═════ Raw data

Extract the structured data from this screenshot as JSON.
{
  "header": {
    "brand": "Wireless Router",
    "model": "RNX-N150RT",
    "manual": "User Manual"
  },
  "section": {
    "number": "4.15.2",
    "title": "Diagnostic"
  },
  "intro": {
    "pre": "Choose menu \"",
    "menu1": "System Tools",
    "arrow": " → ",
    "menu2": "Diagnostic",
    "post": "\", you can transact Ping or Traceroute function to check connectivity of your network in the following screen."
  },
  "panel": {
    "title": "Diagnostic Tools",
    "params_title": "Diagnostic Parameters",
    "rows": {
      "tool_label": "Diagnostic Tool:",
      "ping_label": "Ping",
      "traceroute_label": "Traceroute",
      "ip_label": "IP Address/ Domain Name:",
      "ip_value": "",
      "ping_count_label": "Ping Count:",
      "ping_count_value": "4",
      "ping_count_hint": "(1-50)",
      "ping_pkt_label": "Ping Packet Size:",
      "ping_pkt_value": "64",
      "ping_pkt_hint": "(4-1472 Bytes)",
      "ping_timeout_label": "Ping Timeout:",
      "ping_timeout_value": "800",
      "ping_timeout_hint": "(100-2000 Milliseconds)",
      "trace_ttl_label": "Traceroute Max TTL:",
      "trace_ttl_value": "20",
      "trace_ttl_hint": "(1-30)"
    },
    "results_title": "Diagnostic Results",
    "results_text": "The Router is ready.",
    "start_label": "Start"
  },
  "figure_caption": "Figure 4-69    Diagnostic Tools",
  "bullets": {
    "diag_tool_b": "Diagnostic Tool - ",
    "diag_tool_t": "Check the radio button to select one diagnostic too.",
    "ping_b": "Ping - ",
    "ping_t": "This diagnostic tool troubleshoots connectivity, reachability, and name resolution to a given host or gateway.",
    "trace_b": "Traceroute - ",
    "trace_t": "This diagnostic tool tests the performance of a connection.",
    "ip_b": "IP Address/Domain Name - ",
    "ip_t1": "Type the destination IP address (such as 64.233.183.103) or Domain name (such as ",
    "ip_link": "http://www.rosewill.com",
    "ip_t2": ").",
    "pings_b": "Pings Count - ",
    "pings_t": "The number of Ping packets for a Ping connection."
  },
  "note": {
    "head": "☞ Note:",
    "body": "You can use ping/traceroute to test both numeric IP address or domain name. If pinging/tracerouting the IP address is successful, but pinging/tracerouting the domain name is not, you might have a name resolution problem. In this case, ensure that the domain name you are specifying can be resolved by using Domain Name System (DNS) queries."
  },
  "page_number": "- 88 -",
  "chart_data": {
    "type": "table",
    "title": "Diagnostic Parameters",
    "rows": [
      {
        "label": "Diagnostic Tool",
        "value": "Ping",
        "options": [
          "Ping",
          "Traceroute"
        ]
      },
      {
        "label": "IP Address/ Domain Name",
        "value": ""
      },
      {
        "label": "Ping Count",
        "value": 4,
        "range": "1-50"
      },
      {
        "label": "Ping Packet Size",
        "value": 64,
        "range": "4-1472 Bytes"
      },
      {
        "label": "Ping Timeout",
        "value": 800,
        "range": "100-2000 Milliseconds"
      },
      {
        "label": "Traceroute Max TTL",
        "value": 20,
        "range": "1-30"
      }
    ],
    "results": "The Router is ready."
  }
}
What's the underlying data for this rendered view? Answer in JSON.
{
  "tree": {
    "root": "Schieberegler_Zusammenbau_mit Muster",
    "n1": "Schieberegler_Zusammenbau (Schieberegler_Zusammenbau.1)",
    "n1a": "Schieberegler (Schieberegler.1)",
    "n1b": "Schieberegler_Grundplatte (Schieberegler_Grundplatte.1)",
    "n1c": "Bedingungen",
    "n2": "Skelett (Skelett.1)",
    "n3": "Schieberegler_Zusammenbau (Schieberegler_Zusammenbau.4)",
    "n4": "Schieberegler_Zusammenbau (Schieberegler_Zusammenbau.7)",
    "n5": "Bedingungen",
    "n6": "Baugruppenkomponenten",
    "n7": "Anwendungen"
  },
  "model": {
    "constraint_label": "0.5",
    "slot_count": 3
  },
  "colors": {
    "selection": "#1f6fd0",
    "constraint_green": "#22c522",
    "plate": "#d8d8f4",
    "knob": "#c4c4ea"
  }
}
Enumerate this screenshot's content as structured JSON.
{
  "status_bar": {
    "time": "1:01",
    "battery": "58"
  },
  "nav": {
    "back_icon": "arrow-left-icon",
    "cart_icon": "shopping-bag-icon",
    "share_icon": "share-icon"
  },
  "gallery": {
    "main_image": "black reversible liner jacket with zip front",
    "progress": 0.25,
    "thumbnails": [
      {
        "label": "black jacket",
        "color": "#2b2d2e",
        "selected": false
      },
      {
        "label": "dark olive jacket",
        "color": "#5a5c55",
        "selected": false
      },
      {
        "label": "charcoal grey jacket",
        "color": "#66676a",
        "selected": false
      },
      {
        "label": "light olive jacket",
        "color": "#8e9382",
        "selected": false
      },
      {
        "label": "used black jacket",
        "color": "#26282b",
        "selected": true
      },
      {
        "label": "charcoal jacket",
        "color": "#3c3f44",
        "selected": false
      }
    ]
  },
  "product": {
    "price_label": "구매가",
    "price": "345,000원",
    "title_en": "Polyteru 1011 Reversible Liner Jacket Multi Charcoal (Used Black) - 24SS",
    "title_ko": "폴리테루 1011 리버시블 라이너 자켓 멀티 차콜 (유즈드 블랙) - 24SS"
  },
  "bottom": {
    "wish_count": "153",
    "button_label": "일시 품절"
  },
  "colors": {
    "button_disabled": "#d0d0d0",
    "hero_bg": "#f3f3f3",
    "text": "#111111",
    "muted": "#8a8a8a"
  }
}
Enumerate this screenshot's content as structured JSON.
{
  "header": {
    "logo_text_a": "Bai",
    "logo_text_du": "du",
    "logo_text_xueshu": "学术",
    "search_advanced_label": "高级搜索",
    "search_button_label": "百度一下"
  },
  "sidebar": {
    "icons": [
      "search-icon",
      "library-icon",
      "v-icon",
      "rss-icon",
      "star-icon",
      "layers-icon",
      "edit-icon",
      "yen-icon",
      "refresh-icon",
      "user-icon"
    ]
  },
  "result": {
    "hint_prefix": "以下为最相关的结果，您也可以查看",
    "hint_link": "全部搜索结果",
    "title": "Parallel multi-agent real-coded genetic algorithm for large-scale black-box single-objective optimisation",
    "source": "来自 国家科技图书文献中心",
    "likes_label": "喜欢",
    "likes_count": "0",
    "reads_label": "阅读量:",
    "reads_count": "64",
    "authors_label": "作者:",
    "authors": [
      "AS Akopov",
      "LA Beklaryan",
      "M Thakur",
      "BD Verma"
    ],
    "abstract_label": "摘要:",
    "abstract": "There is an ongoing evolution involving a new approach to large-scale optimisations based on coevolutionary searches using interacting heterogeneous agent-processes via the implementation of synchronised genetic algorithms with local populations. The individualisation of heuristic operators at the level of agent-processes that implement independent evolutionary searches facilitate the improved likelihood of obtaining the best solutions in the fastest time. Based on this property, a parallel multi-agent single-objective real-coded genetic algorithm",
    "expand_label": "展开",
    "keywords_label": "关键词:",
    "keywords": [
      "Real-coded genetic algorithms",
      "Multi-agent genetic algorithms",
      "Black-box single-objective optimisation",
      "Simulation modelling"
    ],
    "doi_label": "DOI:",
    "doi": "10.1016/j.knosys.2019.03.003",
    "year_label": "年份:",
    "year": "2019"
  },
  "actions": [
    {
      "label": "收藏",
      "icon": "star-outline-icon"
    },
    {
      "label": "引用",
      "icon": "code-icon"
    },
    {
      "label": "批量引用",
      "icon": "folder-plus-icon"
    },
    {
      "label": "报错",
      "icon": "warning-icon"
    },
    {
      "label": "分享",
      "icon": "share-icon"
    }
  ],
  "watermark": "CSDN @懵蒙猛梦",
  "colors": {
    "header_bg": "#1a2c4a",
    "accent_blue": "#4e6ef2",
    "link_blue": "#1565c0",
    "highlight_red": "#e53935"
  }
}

══════════

◆ Task objective
Of the lines in the records, determine how many contain the word "share", and report that number alone.

◆ The answer
2